To do
A. According to the dev diary on CSV readers in Unity, what does the example function return after taking in a CSV file as a TextAsset?
B. Translate this sentence from the dev diary on CSV readers in Unity into Spanish: "A 2D string array would be best for grid based games, such as the one we're making."

Selected passage

■ ■ ■

Dev Diary - Project 3: Learning How to Use CSV's in Unity

For our project we will be making out levels in Google Sheets and exporting them as CSV's. I've been looking at examples of both CSV's and CSV readers on YouTube and different websites. Pretty much a CSV file is a spreadsheet converted to text, separated by commas. A CSV reader, converts that file into pretty much anything. It can be a simple sting array or even a dictionary. It depends on what sort of project you're working on, as well as how complex/flexible you want the reader to be. For our project, we're going to be reading prefab names from the CSV. So it will translate to either a normal string array, or a 2D string array, which will give us coordinates for placing the tiles. Let's look at an example of a CSV reader I found online here, and break it down.


This is a function essentially takes in a CSV file as a TextAsset and returns a 2D string array. A 2D string array would be best for grid based games, such as the one we're making. This is because the 2 index's that an element has in the array can correspond to a reference point in a grid, or as an individual tile.


Then we create a 2D string array variable called "allStringsByWord". This array will have each element corresponding to an individual word or "cell" in the CSV. Also there is another variable, this time just a normal string array called "allStringsByLine". This is then set to be each line of the CSV file. The .Split function, splits a string based on a character. In this case it was the "\n" or new line character, so each element of the array will be a line in the CSV.


Then we make the "allStringsByWord" array's row count equal to the amount of lines (or rows) in the "allStringsByLine" array.


Next, we loop through the length of the "allStringsByLine" array. Each row in the "allStringsByWord" 2D array, is having columns added. These columns are done by splitting the same corresponding element in the "allStringsByLine" array by commas (,). This essentially makes the 2D string array represent the spreadsheet layout. If there are 5 rows and 3 columns in the spreadsheet, then the array size will be [5][3]. You can then get elements from that array, for example allStringsByWord[2][1] will return the cell of string from the 2nd row, 1st column.

Our CSV loader will of course be more complex in the game. It will need to sort through each element of the 2D array, perhaps each element would also have more than 1 value. Since we have guard patrols, this may be a challenge. Either way, through looking at this CSV loader and many others, I now have a better understanding of what they are, what they do and how they do it.

■ ■ ■

Stored data

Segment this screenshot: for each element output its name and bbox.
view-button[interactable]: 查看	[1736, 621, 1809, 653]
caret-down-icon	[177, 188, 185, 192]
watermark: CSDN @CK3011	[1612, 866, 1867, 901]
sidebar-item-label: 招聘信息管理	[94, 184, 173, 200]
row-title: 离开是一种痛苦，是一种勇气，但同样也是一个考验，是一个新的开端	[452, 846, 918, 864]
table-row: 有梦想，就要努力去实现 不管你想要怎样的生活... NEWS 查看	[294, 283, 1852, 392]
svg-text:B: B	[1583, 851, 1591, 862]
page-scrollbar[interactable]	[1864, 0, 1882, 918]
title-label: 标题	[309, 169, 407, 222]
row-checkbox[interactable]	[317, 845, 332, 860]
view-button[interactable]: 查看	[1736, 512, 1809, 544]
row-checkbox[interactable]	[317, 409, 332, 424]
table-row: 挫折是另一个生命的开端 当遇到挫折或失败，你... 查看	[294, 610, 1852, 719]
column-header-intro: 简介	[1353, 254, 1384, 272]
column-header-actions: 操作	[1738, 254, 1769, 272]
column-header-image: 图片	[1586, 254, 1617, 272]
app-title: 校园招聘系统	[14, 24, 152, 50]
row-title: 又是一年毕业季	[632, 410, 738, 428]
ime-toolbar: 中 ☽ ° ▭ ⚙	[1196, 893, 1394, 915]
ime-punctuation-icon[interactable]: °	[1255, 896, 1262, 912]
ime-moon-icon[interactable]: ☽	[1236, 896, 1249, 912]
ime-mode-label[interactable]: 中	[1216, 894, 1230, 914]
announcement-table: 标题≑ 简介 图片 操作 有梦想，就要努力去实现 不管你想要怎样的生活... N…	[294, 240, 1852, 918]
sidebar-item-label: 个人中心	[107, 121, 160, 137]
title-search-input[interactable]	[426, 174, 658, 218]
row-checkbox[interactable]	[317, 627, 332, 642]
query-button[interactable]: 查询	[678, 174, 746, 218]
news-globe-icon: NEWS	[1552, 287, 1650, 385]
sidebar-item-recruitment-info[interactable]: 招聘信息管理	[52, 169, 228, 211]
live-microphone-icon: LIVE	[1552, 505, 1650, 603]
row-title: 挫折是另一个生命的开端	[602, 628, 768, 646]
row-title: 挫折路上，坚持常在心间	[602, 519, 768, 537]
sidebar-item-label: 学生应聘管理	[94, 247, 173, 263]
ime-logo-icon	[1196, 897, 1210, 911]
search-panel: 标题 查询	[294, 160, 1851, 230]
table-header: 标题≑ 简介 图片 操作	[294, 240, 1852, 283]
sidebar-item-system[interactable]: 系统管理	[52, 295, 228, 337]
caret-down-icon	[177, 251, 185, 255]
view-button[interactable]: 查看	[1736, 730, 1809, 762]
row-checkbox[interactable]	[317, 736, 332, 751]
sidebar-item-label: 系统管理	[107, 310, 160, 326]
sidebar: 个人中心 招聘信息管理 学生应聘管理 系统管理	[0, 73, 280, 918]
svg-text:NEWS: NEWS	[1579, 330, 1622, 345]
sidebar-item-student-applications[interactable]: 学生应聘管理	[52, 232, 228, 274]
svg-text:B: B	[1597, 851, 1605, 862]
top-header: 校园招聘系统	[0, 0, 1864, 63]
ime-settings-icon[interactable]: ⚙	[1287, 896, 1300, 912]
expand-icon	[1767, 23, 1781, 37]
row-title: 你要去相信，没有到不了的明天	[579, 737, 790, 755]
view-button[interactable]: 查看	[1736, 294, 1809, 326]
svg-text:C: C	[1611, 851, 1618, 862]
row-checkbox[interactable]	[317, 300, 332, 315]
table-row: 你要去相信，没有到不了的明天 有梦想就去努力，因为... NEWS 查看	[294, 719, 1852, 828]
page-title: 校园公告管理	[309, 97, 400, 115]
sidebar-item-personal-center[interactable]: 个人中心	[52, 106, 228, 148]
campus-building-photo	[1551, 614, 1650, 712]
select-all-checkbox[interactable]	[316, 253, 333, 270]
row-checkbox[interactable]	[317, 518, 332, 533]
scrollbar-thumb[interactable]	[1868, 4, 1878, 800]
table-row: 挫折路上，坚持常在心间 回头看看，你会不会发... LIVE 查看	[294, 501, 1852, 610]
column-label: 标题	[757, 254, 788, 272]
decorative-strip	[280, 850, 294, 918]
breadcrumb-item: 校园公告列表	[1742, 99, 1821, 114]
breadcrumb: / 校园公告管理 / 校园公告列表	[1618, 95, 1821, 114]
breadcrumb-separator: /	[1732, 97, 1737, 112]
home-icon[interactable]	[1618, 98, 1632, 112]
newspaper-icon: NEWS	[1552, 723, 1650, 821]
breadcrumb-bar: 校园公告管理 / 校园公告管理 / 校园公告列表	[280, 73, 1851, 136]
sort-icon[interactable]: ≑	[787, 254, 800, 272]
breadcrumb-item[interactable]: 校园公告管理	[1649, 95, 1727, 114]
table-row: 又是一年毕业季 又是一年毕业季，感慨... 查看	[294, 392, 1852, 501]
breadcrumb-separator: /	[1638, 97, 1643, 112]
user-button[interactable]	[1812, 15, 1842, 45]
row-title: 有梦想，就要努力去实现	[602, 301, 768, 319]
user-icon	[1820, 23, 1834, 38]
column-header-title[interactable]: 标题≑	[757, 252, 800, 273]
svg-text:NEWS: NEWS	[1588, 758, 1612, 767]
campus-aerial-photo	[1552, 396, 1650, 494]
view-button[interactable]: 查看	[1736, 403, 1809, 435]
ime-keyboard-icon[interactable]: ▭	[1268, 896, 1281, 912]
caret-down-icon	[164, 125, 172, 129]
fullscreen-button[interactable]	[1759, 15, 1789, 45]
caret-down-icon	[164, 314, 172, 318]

■ ■ ■

Results by task
A. A 2D string array.

B. Un arreglo bidimensional de cadenas sería lo mejor para juegos basados en cuadrículas, como el que estamos haciendo.